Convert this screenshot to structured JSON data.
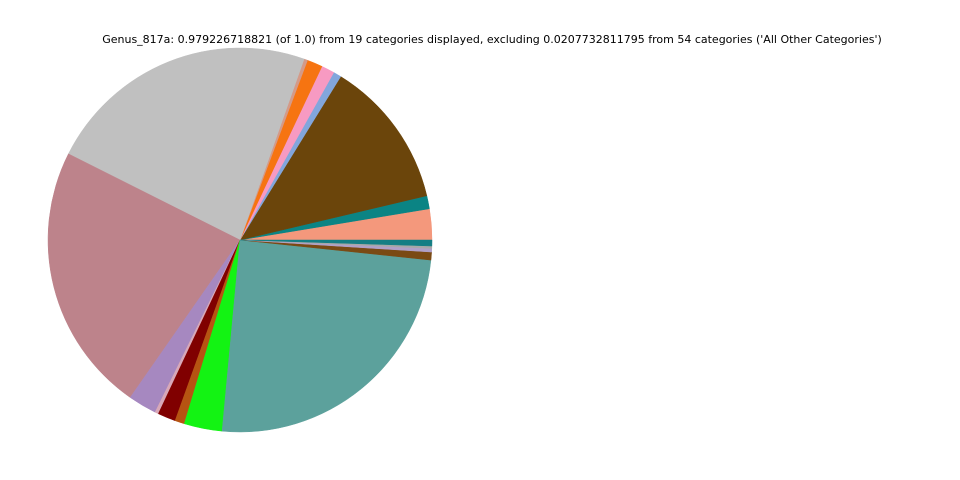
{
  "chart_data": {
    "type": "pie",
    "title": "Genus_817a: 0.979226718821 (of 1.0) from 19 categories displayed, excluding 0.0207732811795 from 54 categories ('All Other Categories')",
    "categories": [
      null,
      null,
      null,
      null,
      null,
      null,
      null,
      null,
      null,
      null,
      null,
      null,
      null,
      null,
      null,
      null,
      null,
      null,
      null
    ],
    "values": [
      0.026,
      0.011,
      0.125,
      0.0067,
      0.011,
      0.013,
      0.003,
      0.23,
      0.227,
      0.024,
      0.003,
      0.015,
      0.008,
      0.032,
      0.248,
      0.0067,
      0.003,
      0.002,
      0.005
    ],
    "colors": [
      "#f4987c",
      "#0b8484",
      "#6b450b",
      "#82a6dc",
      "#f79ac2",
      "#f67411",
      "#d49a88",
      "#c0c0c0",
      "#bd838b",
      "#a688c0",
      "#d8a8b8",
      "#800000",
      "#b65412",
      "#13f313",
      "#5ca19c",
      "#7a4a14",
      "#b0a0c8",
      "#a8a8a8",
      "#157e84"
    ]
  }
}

------------------------------------

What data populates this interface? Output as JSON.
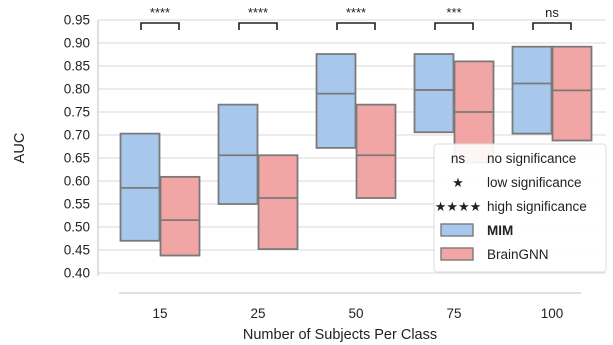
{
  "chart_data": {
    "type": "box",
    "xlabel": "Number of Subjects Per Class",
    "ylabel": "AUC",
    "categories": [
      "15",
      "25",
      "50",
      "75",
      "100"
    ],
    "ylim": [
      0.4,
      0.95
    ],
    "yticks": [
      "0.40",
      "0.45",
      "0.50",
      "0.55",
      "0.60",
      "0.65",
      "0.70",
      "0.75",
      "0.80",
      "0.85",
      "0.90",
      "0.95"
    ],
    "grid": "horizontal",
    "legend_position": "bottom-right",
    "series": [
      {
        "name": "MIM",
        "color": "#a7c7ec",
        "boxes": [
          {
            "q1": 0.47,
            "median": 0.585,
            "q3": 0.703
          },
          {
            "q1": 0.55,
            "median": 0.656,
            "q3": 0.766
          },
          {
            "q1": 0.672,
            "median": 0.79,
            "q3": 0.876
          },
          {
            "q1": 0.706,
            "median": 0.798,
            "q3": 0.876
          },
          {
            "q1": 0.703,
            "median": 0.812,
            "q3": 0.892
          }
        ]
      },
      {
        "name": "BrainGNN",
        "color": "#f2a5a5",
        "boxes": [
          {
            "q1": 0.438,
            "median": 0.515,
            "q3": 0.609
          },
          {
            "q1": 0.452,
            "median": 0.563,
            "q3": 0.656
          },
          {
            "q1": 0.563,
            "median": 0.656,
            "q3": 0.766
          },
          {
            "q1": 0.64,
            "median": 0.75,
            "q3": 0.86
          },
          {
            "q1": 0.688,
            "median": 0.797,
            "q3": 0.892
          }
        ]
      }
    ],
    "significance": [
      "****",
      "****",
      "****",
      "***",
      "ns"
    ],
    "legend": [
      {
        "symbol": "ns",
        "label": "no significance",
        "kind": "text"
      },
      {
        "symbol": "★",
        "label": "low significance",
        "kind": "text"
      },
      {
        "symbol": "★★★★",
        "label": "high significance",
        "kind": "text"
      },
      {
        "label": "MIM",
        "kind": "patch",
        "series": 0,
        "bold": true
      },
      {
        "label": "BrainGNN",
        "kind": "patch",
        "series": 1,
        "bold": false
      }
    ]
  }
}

------------------------------------

— Your task —
Identify each line in the entries with the word "median" and copy it.

— Complete output —
            "median": 0.585,
            "median": 0.656,
            "median": 0.79,
            "median": 0.798,
            "median": 0.812,
            "median": 0.515,
            "median": 0.563,
            "median": 0.656,
            "median": 0.75,
            "median": 0.797,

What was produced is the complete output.